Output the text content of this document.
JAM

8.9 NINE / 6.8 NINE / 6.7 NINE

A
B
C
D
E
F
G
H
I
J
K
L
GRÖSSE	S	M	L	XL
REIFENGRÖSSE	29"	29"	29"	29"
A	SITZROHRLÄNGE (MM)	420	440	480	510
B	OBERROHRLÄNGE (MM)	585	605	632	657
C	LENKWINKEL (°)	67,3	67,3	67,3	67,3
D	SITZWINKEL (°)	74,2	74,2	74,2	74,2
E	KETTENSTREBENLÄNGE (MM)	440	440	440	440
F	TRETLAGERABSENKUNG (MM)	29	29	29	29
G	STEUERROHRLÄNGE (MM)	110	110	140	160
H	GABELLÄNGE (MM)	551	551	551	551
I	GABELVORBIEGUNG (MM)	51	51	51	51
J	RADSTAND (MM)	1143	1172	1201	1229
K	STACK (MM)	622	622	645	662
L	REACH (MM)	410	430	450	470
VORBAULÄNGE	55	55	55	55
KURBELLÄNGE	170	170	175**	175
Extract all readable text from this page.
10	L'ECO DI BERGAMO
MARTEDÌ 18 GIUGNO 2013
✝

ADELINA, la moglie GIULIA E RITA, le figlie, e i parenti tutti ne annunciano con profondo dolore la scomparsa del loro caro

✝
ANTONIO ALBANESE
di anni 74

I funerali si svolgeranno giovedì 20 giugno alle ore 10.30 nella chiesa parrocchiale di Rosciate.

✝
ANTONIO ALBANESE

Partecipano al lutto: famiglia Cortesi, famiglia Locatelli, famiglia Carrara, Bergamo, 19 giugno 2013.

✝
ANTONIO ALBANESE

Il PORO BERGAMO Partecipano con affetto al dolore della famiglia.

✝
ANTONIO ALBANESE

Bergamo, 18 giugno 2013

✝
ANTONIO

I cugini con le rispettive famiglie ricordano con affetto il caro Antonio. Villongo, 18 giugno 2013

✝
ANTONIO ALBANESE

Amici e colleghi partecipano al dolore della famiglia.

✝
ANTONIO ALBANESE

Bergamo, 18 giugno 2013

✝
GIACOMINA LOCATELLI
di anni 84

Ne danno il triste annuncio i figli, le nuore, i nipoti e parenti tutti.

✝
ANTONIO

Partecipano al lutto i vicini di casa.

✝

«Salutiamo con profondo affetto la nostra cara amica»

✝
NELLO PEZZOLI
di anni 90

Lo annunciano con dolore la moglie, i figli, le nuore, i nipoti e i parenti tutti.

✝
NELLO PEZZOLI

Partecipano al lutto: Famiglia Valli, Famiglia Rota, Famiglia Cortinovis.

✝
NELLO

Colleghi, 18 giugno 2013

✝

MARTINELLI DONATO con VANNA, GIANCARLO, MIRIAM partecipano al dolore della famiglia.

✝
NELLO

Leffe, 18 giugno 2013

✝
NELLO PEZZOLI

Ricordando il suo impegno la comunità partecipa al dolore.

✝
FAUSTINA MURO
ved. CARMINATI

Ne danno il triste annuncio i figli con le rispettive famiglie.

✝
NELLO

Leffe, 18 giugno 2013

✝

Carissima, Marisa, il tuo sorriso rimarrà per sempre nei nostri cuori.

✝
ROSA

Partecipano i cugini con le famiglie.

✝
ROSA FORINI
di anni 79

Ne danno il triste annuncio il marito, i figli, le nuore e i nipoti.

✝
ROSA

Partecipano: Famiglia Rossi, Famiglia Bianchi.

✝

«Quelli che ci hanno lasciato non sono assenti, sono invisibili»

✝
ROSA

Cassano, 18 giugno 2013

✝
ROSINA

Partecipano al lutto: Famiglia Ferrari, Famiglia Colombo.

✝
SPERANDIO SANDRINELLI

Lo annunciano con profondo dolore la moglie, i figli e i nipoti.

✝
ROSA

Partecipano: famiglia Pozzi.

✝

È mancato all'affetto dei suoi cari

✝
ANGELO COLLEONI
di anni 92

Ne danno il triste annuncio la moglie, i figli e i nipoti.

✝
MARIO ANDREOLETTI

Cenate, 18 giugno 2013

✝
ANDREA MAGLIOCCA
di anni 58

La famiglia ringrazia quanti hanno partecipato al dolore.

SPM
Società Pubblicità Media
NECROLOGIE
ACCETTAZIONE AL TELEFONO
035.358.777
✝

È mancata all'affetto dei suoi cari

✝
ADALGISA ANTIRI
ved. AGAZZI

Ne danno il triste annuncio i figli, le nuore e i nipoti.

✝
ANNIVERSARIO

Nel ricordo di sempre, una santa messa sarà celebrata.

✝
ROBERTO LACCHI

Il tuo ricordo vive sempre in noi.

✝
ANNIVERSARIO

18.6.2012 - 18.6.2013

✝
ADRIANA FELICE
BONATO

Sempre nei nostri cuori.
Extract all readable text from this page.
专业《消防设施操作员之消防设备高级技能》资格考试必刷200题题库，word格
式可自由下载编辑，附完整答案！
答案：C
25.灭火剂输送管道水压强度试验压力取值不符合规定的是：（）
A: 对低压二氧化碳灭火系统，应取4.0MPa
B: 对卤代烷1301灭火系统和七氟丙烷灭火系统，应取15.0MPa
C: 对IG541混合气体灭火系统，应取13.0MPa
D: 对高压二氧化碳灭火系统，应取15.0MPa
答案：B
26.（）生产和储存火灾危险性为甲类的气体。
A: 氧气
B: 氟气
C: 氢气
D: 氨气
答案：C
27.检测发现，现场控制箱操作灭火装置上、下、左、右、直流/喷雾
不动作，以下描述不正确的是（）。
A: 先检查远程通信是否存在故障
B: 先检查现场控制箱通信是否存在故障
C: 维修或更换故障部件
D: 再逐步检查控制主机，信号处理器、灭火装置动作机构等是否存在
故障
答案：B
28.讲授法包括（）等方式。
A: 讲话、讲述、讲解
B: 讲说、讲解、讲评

Instructions to follow:
Your task is to collect every line above that contains the word "cugini".

Full solution:
I cugini con le rispettive famiglie ricordano con affetto il caro Antonio. Villongo, 18 giugno 2013
Partecipano i cugini con le famiglie.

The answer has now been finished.